• What is expected: Transcribe all of the records precisely as they are presented.

• Data records:
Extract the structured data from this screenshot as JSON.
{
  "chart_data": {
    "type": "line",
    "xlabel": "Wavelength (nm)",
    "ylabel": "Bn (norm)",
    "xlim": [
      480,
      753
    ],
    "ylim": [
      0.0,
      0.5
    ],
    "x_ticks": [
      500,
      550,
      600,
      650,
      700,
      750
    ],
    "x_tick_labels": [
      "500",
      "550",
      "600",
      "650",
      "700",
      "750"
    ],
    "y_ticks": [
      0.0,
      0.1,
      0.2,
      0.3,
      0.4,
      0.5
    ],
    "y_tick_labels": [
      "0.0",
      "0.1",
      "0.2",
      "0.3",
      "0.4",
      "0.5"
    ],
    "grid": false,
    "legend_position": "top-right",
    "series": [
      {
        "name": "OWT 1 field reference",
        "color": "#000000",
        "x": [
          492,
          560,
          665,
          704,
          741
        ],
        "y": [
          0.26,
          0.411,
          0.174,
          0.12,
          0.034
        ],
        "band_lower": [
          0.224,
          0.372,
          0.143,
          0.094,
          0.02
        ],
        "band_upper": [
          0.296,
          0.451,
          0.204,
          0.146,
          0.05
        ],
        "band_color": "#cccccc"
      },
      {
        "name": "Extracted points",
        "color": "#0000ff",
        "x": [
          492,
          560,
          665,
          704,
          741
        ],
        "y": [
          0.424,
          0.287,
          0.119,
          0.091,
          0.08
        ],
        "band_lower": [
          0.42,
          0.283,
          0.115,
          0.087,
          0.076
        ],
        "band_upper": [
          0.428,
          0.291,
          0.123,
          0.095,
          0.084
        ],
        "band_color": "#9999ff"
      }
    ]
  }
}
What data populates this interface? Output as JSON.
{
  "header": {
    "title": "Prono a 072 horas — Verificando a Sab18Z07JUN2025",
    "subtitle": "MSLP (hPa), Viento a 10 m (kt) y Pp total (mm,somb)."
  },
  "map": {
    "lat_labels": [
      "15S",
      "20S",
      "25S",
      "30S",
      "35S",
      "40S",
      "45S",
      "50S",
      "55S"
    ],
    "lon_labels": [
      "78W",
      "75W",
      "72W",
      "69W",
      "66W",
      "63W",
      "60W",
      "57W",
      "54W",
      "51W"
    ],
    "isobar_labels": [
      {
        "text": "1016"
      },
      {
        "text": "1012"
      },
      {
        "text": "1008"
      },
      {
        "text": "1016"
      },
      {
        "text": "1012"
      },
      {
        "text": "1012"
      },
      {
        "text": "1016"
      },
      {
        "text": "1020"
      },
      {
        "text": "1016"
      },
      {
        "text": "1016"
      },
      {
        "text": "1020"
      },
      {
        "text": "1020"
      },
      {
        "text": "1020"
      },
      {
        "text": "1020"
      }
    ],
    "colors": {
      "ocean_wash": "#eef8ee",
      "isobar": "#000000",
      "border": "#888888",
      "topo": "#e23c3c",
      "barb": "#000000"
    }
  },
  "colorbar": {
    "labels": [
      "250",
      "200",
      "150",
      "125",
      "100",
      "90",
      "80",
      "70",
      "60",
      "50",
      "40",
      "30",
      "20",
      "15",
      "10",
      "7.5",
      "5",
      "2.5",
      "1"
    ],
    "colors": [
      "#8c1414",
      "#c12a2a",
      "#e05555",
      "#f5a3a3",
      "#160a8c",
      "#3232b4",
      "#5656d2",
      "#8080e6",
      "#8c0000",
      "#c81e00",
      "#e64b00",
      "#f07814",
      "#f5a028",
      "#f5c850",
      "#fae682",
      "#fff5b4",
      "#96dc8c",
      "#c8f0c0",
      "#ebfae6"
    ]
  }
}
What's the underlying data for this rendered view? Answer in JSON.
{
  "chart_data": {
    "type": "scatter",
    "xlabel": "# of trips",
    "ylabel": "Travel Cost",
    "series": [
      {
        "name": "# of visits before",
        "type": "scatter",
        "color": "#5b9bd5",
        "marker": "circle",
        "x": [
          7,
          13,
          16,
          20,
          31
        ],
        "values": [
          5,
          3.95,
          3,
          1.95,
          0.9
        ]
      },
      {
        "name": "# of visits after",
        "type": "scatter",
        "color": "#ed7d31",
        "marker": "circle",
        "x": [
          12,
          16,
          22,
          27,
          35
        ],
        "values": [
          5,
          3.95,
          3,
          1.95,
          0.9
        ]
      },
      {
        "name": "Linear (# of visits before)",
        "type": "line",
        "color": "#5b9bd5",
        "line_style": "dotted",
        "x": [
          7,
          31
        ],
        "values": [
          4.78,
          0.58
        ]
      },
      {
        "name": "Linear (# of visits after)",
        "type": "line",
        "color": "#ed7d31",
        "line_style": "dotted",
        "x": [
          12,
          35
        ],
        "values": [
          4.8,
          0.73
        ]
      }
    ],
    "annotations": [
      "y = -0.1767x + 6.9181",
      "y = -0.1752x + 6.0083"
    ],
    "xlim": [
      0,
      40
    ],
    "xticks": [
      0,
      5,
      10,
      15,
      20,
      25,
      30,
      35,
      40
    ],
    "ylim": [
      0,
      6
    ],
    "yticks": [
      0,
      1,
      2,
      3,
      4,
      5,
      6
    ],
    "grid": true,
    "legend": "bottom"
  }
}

• Solution to the problem:
Extract the structured data from this screenshot as JSON.
{
  "chart_data": {
    "type": "line",
    "xlabel": "Wavelength (nm)",
    "ylabel": "Bn (norm)",
    "xlim": [
      480,
      753
    ],
    "ylim": [
      0.0,
      0.5
    ],
    "x_ticks": [
      500,
      550,
      600,
      650,
      700,
      750
    ],
    "x_tick_labels": [
      "500",
      "550",
      "600",
      "650",
      "700",
      "750"
    ],
    "y_ticks": [
      0.0,
      0.1,
      0.2,
      0.3,
      0.4,
      0.5
    ],
    "y_tick_labels": [
      "0.0",
      "0.1",
      "0.2",
      "0.3",
      "0.4",
      "0.5"
    ],
    "grid": false,
    "legend_position": "top-right",
    "series": [
      {
        "name": "OWT 1 field reference",
        "color": "#000000",
        "x": [
          492,
          560,
          665,
          704,
          741
        ],
        "y": [
          0.26,
          0.411,
          0.174,
          0.12,
          0.034
        ],
        "band_lower": [
          0.224,
          0.372,
          0.143,
          0.094,
          0.02
        ],
        "band_upper": [
          0.296,
          0.451,
          0.204,
          0.146,
          0.05
        ],
        "band_color": "#cccccc"
      },
      {
        "name": "Extracted points",
        "color": "#0000ff",
        "x": [
          492,
          560,
          665,
          704,
          741
        ],
        "y": [
          0.424,
          0.287,
          0.119,
          0.091,
          0.08
        ],
        "band_lower": [
          0.42,
          0.283,
          0.115,
          0.087,
          0.076
        ],
        "band_upper": [
          0.428,
          0.291,
          0.123,
          0.095,
          0.084
        ],
        "band_color": "#9999ff"
      }
    ]
  }
}
What data populates this interface? Output as JSON.
{
  "header": {
    "title": "Prono a 072 horas — Verificando a Sab18Z07JUN2025",
    "subtitle": "MSLP (hPa), Viento a 10 m (kt) y Pp total (mm,somb)."
  },
  "map": {
    "lat_labels": [
      "15S",
      "20S",
      "25S",
      "30S",
      "35S",
      "40S",
      "45S",
      "50S",
      "55S"
    ],
    "lon_labels": [
      "78W",
      "75W",
      "72W",
      "69W",
      "66W",
      "63W",
      "60W",
      "57W",
      "54W",
      "51W"
    ],
    "isobar_labels": [
      {
        "text": "1016"
      },
      {
        "text": "1012"
      },
      {
        "text": "1008"
      },
      {
        "text": "1016"
      },
      {
        "text": "1012"
      },
      {
        "text": "1012"
      },
      {
        "text": "1016"
      },
      {
        "text": "1020"
      },
      {
        "text": "1016"
      },
      {
        "text": "1016"
      },
      {
        "text": "1020"
      },
      {
        "text": "1020"
      },
      {
        "text": "1020"
      },
      {
        "text": "1020"
      }
    ],
    "colors": {
      "ocean_wash": "#eef8ee",
      "isobar": "#000000",
      "border": "#888888",
      "topo": "#e23c3c",
      "barb": "#000000"
    }
  },
  "colorbar": {
    "labels": [
      "250",
      "200",
      "150",
      "125",
      "100",
      "90",
      "80",
      "70",
      "60",
      "50",
      "40",
      "30",
      "20",
      "15",
      "10",
      "7.5",
      "5",
      "2.5",
      "1"
    ],
    "colors": [
      "#8c1414",
      "#c12a2a",
      "#e05555",
      "#f5a3a3",
      "#160a8c",
      "#3232b4",
      "#5656d2",
      "#8080e6",
      "#8c0000",
      "#c81e00",
      "#e64b00",
      "#f07814",
      "#f5a028",
      "#f5c850",
      "#fae682",
      "#fff5b4",
      "#96dc8c",
      "#c8f0c0",
      "#ebfae6"
    ]
  }
}
What's the underlying data for this rendered view? Answer in JSON.
{
  "chart_data": {
    "type": "scatter",
    "xlabel": "# of trips",
    "ylabel": "Travel Cost",
    "series": [
      {
        "name": "# of visits before",
        "type": "scatter",
        "color": "#5b9bd5",
        "marker": "circle",
        "x": [
          7,
          13,
          16,
          20,
          31
        ],
        "values": [
          5,
          3.95,
          3,
          1.95,
          0.9
        ]
      },
      {
        "name": "# of visits after",
        "type": "scatter",
        "color": "#ed7d31",
        "marker": "circle",
        "x": [
          12,
          16,
          22,
          27,
          35
        ],
        "values": [
          5,
          3.95,
          3,
          1.95,
          0.9
        ]
      },
      {
        "name": "Linear (# of visits before)",
        "type": "line",
        "color": "#5b9bd5",
        "line_style": "dotted",
        "x": [
          7,
          31
        ],
        "values": [
          4.78,
          0.58
        ]
      },
      {
        "name": "Linear (# of visits after)",
        "type": "line",
        "color": "#ed7d31",
        "line_style": "dotted",
        "x": [
          12,
          35
        ],
        "values": [
          4.8,
          0.73
        ]
      }
    ],
    "annotations": [
      "y = -0.1767x + 6.9181",
      "y = -0.1752x + 6.0083"
    ],
    "xlim": [
      0,
      40
    ],
    "xticks": [
      0,
      5,
      10,
      15,
      20,
      25,
      30,
      35,
      40
    ],
    "ylim": [
      0,
      6
    ],
    "yticks": [
      0,
      1,
      2,
      3,
      4,
      5,
      6
    ],
    "grid": true,
    "legend": "bottom"
  }
}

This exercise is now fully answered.